### Source extract
With the global crisis in corporate governance still only mildly abated, there have been renewed calls for Boards to become more active participants in their corporations’ affairs and in particular the “direction setting” or “strategy” function. After all, the purpose of governance is to enhance executive decision making and thus improve organizational performance. Since strategy is one of the most important activities that a CEO and his/her executive team can perform, it would seem only fitting that this is an area in which the Board should be quite involved. Accordingly, the notion of a Board’s responsibility for a corporation’s strategy appears to be no longer debatable.
At the same time, however, a Board’s involvement in strategy must continue to honor the well-respected tradition that Directors, generally, are not elected to micro-manage the corporation, but rather for oversight, insight and foresight.
So what do Directors now think about their expanded “strategic role” and what changes do they think need to be made in order for the Board to fulfill its fiduciary responsibilities with respect to good strategic governance?
I recently surveyed and interviewed a large group of serving Directors from a variety of organizations (publicly listed, private, not-for-profit, pension funds governmental agencies etc.) and asked them the following question: What are the major issues facing Boards and Directors today as they attempt to constructively engage with their managements in setting the strategic direction of their organizations? Here are their top five areas of concern.
The degree of formal Board input. Having more formal, structured involvement with management in the strategic planning process was the number one issue that Directors identified in terms of improving their engagement with management. This is particularly interesting since Directors have in some jurisdictions been given – through regulation – new powers to be more actively involved in the strategic planning process, including approval of the strategic plan. But while the role of Directors with respect to strategy has changed, how they actually are supposed to engage or participate with management in this area has not been either prescribed or readily apparent.

### What you will do
[A] According to the Board strategy article, what did Directors name as their number one issue for improving engagement with management?
[B] Write the next part of the Board strategy article, starting after its final sentence.

### Given material
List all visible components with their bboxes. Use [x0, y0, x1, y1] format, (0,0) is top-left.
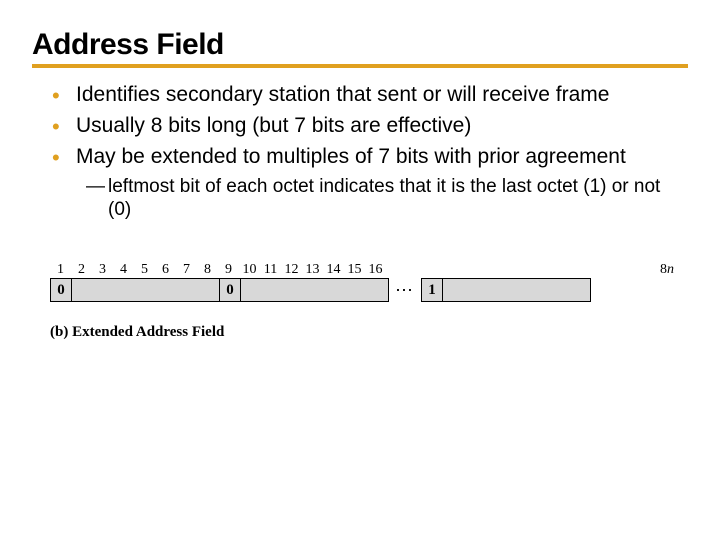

### Results for each task
[A] Having more formal, structured involvement with management in the strategic planning process.

[B]
The Directors comments suggested that there were a number of factors affecting the quality with which the Board and management interact when it comes to strategy. For instance, many Directors complained that senior managers (especially the CEO) appeared to resent the new powers of the Board into what was traditionally the latter’s exclusive domain. As a result, CEOs appeared to be trying to keep their Board’s involvement to minimalist levels. Other Directors griped about how senior managers often simply failed to appreciate the role that the Board could play in terms of bringing an unbiased and outside perspective to the organization’s strategy. “They like to say ‘trust me’ a lot or that we ‘don’t understand’ because we don’t fight in the trenches every day like they do” one Director said. And then there were those Directors who suggested that their fellow Board members were either entrenched in past practices or simply unsure of the correct level of involvement. Accordingly, they opted for taking a laissez faire, hands-off or “rubber-stamp” approach with the CEO.
Most Directors, however, argued strongly for greater inclusion in the planning process. They felt that by making their involvement more formal – say as part of the Board’s “charter” or terms of reference – it might help to reduce the tension, friction or confusion which some CEOs or Directors have regarding the Board’s proper engagement in this vital area. Many also commented on how it would be good to specify the exact nature of engagement in terms of “who does what, specifically” in order to remove some of the fears that CEOs have regarding a Board becoming too involved or micro managing – as well as to remind “laid-back Directors” about the need for their engagement.
Setting standards for Board understanding of strategy. The term “strategy” is an abstract concept with no universal or common definition. As a result, most Directors have different interpretations of the word (and what constitutes a “strategic decision”) based upon either their previous MBA training or corporate strategic planning experiences. This does not make for good communication or facilitate understanding between the Board and management – or even among the Directors themselves. It was probably for these reasons that the Directors I spoke with cited “setting standards for Board education and the understanding of strategy and strategic decisions” as their number 2 issue.
“We need to make sure that we are all focusing on the truly strategic stuff” was a comment oft repeated among the Directors I interviewed. Directors expressed unhappiness about how often they felt that they were “getting dragged into tactical issues” by either management or their fellow Directors. They cited the reason for this as there being no common understanding of what they, as Directors, were supposed to be concentrating upon. Or, as one Director put it: “We need to figure out which issues are strategic decisions and which ones are not.” Many also commented that without some clarification and mutual agreement on this, a lot of Board time was being wasted on matters that properly belonged to management.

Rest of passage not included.